* **What needs to be done**
Reproduce the data below in full and exclude every picture.

>> START

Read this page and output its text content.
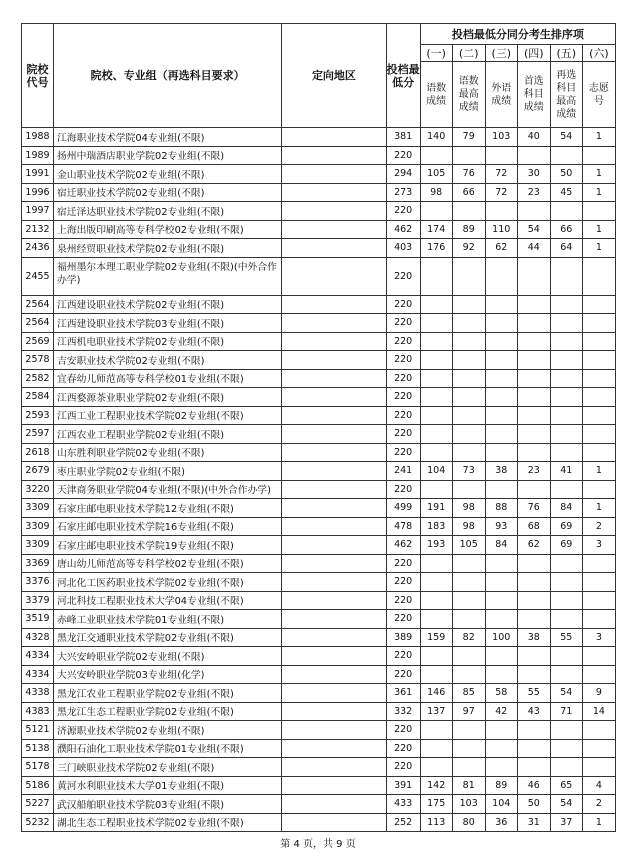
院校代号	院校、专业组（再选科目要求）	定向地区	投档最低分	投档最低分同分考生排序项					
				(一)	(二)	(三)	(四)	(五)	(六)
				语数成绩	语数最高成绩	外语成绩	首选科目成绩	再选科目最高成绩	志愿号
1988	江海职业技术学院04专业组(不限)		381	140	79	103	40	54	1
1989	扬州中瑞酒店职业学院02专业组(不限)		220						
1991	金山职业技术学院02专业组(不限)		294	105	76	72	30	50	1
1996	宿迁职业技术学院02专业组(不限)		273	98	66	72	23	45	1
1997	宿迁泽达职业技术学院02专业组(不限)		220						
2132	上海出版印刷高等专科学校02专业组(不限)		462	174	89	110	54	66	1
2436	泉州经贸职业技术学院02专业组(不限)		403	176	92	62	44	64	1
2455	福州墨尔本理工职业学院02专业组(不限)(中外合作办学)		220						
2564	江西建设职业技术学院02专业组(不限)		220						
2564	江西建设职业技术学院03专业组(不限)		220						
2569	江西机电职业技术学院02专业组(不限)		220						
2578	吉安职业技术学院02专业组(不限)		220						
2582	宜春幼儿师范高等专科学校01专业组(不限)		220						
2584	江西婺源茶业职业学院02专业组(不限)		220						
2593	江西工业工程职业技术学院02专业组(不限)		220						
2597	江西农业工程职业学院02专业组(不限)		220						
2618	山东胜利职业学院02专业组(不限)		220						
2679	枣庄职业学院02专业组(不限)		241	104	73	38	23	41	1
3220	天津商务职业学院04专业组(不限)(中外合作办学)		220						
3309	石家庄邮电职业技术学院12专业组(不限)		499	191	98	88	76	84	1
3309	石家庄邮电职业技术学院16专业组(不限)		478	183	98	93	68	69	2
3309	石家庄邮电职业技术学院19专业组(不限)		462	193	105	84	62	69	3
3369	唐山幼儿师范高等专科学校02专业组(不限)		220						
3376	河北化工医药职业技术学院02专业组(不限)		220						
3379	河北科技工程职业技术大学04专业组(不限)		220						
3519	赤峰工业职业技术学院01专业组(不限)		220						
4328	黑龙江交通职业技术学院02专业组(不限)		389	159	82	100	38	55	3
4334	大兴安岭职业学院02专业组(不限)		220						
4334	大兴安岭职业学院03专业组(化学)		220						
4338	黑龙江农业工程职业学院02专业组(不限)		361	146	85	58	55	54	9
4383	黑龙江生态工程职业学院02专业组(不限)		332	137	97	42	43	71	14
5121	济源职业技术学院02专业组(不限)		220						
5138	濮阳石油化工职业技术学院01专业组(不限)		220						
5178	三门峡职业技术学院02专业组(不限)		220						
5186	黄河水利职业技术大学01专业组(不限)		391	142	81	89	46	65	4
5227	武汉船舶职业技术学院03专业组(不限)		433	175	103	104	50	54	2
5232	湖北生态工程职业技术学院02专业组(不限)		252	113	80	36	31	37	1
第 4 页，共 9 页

>> END

* **Response to the exercise**
Read this page and output its text content.
院校代号	院校、专业组（再选科目要求）	定向地区	投档最低分	投档最低分同分考生排序项					
				(一)	(二)	(三)	(四)	(五)	(六)
				语数成绩	语数最高成绩	外语成绩	首选科目成绩	再选科目最高成绩	志愿号
1988	江海职业技术学院04专业组(不限)		381	140	79	103	40	54	1
1989	扬州中瑞酒店职业学院02专业组(不限)		220						
1991	金山职业技术学院02专业组(不限)		294	105	76	72	30	50	1
1996	宿迁职业技术学院02专业组(不限)		273	98	66	72	23	45	1
1997	宿迁泽达职业技术学院02专业组(不限)		220						
2132	上海出版印刷高等专科学校02专业组(不限)		462	174	89	110	54	66	1
2436	泉州经贸职业技术学院02专业组(不限)		403	176	92	62	44	64	1
2455	福州墨尔本理工职业学院02专业组(不限)(中外合作办学)		220						
2564	江西建设职业技术学院02专业组(不限)		220						
2564	江西建设职业技术学院03专业组(不限)		220						
2569	江西机电职业技术学院02专业组(不限)		220						
2578	吉安职业技术学院02专业组(不限)		220						
2582	宜春幼儿师范高等专科学校01专业组(不限)		220						
2584	江西婺源茶业职业学院02专业组(不限)		220						
2593	江西工业工程职业技术学院02专业组(不限)		220						
2597	江西农业工程职业学院02专业组(不限)		220						
2618	山东胜利职业学院02专业组(不限)		220						
2679	枣庄职业学院02专业组(不限)		241	104	73	38	23	41	1
3220	天津商务职业学院04专业组(不限)(中外合作办学)		220						
3309	石家庄邮电职业技术学院12专业组(不限)		499	191	98	88	76	84	1
3309	石家庄邮电职业技术学院16专业组(不限)		478	183	98	93	68	69	2
3309	石家庄邮电职业技术学院19专业组(不限)		462	193	105	84	62	69	3
3369	唐山幼儿师范高等专科学校02专业组(不限)		220						
3376	河北化工医药职业技术学院02专业组(不限)		220						
3379	河北科技工程职业技术大学04专业组(不限)		220						
3519	赤峰工业职业技术学院01专业组(不限)		220						
4328	黑龙江交通职业技术学院02专业组(不限)		389	159	82	100	38	55	3
4334	大兴安岭职业学院02专业组(不限)		220						
4334	大兴安岭职业学院03专业组(化学)		220						
4338	黑龙江农业工程职业学院02专业组(不限)		361	146	85	58	55	54	9
4383	黑龙江生态工程职业学院02专业组(不限)		332	137	97	42	43	71	14
5121	济源职业技术学院02专业组(不限)		220						
5138	濮阳石油化工职业技术学院01专业组(不限)		220						
5178	三门峡职业技术学院02专业组(不限)		220						
5186	黄河水利职业技术大学01专业组(不限)		391	142	81	89	46	65	4
5227	武汉船舶职业技术学院03专业组(不限)		433	175	103	104	50	54	2
5232	湖北生态工程职业技术学院02专业组(不限)		252	113	80	36	31	37	1
第 4 页，共 9 页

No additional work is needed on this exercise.